Ajoutons 3 000 $ par année à notre exemple, soit 250 $ par mois mis de côté, ou un remboursement d'impôt, ou un boni. Combiné aux deux premiers leviers, l'amortissement descend à 15,9 ans et l'économie totale atteint 99 306 $.
Nous sommes passés de 25 ans à moins de 16 ans. Neuf années de paiements en moins.
Levier 4 : la boucle REER
Voici la stratégie la plus élégante des quatre, parce qu'elle utilise un argent que vous recevez déjà.
Le principe tient en trois temps. Vous cotisez à votre REER, ce qui vous donne une déduction fiscale. Vous recevez un remboursement d'impôt au printemps. Vous appliquez ce remboursement en versement forfaitaire sur votre hypothèque.
L'argent travaille alors deux fois : il fructifie à l'abri de l'impôt dans le REER, et il réduit votre capital hypothécaire. Vous ne choisissez plus entre épargner pour la retraite et rembourser la maison, vous faites les deux avec le même dollar.
C'est exactement ce que j'appelle une erreur évitable quand le remboursement d'impôt est plutôt dépensé, un point que j'aborde aussi dans l'article sur les erreurs REER.
Le tableau récapitulatif
| Scénario | Durée | Intérêts versés | Économie |
|---|---|---|---|
| Mensuel standard | 25 ans | 248 194 $ | Référence |
| Accéléré aux 2 semaines | 21,6 ans | 209 039 $ | 39 154 $ |
| Accéléré + 10 % | 18,4 ans | 174 804 $ | 73 390 $ |
| Accéléré + 10 % + 3 000 $ par année | 15,9 ans | 148 888 $ | 99 306 $ |
Faut-il vraiment rembourser plus vite ?
Pas toujours, et je préfère le dire clairement.
Rembourser plus vite revient à obtenir un rendement garanti égal à votre taux hypothécaire. C'est certain, c'est sans risque, et c'est net d'impôt. C'est très bon quand le taux est élevé.
Mais avant d'accélérer, trois choses passent avant.
- Vos dettes à taux plus élevé. Rembourser une hypothèque à 4,79 % pendant qu'une carte de crédit tourne à 19,99 % n'a aucun sens. Réglez la plus chère d'abord, comme je l'explique dans l'article sur la consolidation.
- Votre fonds d'urgence. Mettre tout son surplus sur l'hypothèque et n'avoir aucune réserve, c'est se placer dans l'obligation d'emprunter à taux élevé au prochain imprévu.

(Entrées de données recueillies)
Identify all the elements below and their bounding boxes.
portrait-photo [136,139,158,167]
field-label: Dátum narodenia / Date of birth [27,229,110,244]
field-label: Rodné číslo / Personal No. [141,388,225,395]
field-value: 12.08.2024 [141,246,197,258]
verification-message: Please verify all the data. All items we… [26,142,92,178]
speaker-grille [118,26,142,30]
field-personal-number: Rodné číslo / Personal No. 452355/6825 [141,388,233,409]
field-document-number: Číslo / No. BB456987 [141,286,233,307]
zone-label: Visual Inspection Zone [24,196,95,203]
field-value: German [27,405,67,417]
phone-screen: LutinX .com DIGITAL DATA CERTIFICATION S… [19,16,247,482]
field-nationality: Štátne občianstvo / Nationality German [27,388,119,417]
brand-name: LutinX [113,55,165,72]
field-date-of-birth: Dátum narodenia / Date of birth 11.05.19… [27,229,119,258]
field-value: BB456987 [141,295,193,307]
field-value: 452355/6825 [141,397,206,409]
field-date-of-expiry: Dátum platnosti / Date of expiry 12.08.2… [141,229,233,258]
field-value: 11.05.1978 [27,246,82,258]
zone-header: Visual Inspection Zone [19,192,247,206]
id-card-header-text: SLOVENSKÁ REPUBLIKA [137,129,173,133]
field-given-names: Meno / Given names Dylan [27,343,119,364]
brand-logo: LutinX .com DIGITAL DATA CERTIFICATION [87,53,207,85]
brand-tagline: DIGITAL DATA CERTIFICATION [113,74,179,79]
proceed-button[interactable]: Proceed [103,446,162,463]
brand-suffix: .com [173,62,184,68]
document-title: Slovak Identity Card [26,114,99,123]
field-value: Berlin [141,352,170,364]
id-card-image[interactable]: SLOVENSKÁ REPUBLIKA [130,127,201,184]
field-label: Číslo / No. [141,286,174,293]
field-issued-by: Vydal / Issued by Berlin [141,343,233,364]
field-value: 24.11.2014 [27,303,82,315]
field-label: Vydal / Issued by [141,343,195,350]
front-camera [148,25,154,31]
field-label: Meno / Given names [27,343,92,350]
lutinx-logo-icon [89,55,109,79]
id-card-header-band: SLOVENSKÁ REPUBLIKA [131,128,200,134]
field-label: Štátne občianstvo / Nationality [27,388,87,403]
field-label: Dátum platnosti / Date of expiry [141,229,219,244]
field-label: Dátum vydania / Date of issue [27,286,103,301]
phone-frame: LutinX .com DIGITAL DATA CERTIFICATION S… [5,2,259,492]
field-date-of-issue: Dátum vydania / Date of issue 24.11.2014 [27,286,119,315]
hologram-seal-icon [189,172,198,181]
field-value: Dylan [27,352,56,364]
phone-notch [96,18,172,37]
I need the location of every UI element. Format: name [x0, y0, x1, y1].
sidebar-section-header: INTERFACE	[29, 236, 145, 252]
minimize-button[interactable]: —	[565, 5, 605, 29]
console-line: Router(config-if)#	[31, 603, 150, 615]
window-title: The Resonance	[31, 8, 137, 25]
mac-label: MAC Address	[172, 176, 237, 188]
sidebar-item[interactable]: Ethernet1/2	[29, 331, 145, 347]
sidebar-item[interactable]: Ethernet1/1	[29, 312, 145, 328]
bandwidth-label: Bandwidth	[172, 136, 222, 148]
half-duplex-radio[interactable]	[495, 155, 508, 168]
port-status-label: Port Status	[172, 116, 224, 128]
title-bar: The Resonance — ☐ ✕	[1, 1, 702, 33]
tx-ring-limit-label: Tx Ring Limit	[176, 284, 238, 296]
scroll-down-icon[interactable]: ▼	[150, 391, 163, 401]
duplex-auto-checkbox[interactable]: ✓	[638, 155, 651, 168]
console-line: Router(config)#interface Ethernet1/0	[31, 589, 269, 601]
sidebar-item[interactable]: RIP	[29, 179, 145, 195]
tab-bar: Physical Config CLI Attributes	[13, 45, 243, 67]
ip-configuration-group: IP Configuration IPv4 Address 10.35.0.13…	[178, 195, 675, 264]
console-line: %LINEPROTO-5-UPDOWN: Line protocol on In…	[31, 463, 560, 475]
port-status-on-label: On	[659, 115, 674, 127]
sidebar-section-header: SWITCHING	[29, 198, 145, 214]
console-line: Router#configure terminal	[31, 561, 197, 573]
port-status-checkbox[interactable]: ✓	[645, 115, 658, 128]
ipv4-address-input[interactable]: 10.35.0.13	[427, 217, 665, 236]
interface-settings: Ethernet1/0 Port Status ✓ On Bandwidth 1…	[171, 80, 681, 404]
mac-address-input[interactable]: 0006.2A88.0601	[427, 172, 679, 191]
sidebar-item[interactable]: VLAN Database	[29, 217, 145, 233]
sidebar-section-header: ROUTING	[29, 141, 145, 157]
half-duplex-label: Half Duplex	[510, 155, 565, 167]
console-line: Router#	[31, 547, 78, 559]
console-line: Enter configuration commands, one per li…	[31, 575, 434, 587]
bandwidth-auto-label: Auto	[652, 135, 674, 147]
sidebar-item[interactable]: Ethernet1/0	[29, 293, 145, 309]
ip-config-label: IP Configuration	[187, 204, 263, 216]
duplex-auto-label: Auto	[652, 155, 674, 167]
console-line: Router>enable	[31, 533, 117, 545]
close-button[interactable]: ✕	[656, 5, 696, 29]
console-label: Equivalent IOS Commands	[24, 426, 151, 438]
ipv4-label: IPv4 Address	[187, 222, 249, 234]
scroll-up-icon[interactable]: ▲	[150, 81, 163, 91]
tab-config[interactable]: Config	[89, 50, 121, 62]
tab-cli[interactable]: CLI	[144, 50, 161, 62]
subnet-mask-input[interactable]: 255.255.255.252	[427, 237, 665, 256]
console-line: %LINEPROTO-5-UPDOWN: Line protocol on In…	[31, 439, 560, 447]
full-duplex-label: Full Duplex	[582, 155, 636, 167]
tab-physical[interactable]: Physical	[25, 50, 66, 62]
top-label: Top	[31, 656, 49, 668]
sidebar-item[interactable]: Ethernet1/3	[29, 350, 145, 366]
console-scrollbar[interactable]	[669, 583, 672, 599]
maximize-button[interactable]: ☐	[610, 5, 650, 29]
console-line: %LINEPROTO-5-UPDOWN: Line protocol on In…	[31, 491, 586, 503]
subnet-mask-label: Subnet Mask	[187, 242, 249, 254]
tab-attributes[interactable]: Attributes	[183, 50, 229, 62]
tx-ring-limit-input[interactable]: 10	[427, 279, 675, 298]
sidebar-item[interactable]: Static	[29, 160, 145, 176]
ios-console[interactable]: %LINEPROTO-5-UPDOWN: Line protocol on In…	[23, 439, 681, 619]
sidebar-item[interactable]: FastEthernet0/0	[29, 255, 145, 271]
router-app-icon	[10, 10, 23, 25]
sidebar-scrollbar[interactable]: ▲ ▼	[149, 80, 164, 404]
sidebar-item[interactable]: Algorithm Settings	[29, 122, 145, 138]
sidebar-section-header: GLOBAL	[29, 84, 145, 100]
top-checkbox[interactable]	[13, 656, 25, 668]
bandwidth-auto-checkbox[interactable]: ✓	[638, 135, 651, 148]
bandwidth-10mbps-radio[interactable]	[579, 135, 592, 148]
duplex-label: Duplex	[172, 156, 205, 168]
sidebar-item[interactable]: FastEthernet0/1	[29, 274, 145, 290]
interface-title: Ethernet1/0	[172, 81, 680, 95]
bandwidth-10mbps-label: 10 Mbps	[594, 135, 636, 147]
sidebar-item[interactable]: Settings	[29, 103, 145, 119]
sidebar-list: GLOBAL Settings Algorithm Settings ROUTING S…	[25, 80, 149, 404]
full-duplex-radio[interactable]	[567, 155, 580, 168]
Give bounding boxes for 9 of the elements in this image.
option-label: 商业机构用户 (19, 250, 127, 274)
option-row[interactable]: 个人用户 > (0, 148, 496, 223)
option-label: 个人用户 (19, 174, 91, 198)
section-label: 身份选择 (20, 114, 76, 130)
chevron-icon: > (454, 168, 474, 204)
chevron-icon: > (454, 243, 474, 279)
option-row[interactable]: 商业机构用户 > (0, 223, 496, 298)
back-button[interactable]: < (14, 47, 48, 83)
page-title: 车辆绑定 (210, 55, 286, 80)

_ÉNONCÉ DU PROBLÈME_
Recopiez le passage de l'extrait sur le remboursement hypothécaire allant de « Le principe tient » jusqu'à « sur votre hypothèque. », en remplaçant « printemps » par « début de l'année ». Les lignes ne servent à rien ici.

_ZONE DE RÉPONSE_
Le principe tient en trois temps. Vous cotisez à votre REER, ce qui vous donne une déduction fiscale. Vous recevez un remboursement d'impôt au début de l'année. Vous appliquez ce remboursement en versement forfaitaire sur votre hypothèque.